▶ [EXERCISES TO COMPLETE]
- 1) In the thread about Apple's image-checking system, what kind of hash function does the edit say is being used?
- 2) Write out the part of the thread from "The trick they're" up to and including "still end-to-end encrypted.", word for word.

▶ [EXTRACT]
So I'm never updating my Apple devices again...

LibsEatPoop [any] · edit-2 3 years ago

So I'm never updating my Apple devices again...

Sphere [he/him, they/them] · edit-2 3 years ago

~~While there are real and valid concerns with this new system for detecting CP, it's actually 1) not as bad as it sounds, and 2) less effective than their press releases let on.~~

The trick they're using is checking the hash value of each image/video against a list of hash values of known CP files. A hash value is a short binary value generated by running an algorithm on the file, one which always produces exactly the same hash value for a given input, but which gives a drastically different hash value for even very slightly different output. Also, the algorithm cannot be reversed; to find out the exact nature of the input that produces a given output requires a glorified form of guess-and-check (usually; more on this below). So, Apple will never get hold of your actual files in any way, or even anything they could use to reconstruct those files or any portion thereof; it's all still end-to-end encrypted.

Edit: the hash function being used is not a cryptographic one but an AI-based one, which destroys some of these guarantees, and creates a real risk that Apple employees will end up viewing all kinds of random non-CP images because of flaws in the hashing algorithm.

But:

This does not stop people who are actively exploiting children and producing new files, since they won't be on the list yet, and they may never be added if they aren't widely distributed.

▶ [RECORDS PROVIDED]

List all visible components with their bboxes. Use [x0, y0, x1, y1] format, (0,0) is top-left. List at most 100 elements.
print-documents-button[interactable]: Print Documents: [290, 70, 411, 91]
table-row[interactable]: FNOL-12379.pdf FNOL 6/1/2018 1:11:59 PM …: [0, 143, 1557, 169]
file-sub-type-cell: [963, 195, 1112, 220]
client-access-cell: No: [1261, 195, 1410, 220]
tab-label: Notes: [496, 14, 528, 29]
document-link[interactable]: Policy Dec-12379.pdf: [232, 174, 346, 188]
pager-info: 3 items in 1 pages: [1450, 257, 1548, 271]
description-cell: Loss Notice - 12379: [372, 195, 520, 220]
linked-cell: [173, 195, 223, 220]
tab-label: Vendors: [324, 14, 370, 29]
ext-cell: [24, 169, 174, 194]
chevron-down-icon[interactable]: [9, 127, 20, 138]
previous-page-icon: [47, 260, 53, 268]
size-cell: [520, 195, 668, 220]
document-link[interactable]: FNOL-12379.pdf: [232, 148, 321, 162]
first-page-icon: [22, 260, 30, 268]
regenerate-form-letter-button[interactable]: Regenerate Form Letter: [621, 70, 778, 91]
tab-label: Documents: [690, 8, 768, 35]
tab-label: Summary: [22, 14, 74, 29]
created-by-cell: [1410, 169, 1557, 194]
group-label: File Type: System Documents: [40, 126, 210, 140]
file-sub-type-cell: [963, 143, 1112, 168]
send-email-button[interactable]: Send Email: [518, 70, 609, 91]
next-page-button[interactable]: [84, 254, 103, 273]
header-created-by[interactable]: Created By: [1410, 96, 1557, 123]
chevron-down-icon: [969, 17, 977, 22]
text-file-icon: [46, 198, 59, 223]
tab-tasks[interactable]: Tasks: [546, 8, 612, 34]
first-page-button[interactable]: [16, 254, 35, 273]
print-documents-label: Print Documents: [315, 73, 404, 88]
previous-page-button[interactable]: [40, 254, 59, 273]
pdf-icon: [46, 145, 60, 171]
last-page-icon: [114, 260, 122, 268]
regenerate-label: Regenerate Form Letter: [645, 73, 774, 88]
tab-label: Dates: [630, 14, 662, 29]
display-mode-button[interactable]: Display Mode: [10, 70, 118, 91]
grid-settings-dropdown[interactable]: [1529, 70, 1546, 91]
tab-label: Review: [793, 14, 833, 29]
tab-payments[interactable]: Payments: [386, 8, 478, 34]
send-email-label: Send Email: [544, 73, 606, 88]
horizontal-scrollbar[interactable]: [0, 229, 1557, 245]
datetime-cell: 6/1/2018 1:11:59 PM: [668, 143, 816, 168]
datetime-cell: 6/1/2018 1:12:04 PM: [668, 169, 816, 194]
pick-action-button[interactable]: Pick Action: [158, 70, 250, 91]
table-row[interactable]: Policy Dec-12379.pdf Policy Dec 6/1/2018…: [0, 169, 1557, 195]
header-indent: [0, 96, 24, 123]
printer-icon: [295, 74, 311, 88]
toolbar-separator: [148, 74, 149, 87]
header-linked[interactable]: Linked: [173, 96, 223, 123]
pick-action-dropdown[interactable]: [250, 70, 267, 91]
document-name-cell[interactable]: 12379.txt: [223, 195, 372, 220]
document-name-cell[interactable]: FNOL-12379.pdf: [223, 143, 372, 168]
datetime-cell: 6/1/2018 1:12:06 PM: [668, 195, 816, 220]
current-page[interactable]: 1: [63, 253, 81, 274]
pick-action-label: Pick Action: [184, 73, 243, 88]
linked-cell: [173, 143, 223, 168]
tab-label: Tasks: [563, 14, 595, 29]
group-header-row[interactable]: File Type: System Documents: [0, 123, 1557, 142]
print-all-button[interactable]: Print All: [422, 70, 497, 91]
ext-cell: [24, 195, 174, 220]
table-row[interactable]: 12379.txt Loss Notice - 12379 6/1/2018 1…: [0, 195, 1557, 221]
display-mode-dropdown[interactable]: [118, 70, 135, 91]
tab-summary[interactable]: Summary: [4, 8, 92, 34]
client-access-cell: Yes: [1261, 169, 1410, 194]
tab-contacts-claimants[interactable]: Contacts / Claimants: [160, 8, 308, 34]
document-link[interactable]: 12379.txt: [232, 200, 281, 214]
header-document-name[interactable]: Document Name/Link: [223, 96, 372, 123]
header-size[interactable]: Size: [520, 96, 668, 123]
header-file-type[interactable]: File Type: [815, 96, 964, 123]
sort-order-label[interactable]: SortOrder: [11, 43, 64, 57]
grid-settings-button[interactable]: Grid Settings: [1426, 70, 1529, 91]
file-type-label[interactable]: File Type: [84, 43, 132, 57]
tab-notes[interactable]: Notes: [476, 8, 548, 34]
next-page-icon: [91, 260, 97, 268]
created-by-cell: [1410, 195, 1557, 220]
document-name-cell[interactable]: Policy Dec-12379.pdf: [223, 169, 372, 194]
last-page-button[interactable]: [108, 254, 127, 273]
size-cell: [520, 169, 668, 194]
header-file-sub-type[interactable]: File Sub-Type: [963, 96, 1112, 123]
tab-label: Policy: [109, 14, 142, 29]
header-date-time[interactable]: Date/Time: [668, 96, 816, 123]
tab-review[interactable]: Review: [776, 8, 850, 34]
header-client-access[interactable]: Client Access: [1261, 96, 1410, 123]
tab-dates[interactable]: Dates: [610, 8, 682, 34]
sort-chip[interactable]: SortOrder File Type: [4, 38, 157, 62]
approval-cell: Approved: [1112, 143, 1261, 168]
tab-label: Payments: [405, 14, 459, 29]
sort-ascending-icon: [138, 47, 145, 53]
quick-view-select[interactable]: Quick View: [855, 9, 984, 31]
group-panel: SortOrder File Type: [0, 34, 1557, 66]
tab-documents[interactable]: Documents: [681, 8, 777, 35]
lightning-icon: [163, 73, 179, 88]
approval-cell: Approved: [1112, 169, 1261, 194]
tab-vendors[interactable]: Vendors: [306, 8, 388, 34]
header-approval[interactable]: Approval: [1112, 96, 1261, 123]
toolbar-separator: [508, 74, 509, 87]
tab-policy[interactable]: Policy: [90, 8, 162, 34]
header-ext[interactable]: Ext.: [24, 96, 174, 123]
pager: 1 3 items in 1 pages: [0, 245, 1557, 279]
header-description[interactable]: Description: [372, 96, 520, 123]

▶ [SOLUTIONS IN ORDER]
- 1) An AI-based one, not a cryptographic one.

- 2)
The trick they're using is checking the hash value of each image/video against a list of hash values of known CP files. A hash value is a short binary value generated by running an algorithm on the file, one which always produces exactly the same hash value for a given input, but which gives a drastically different hash value for even very slightly different output. Also, the algorithm cannot be reversed; to find out the exact nature of the input that produces a given output requires a glorified form of guess-and-check (usually; more on this below). So, Apple will never get hold of your actual files in any way, or even anything they could use to reconstruct those files or any portion thereof; it's all still end-to-end encrypted.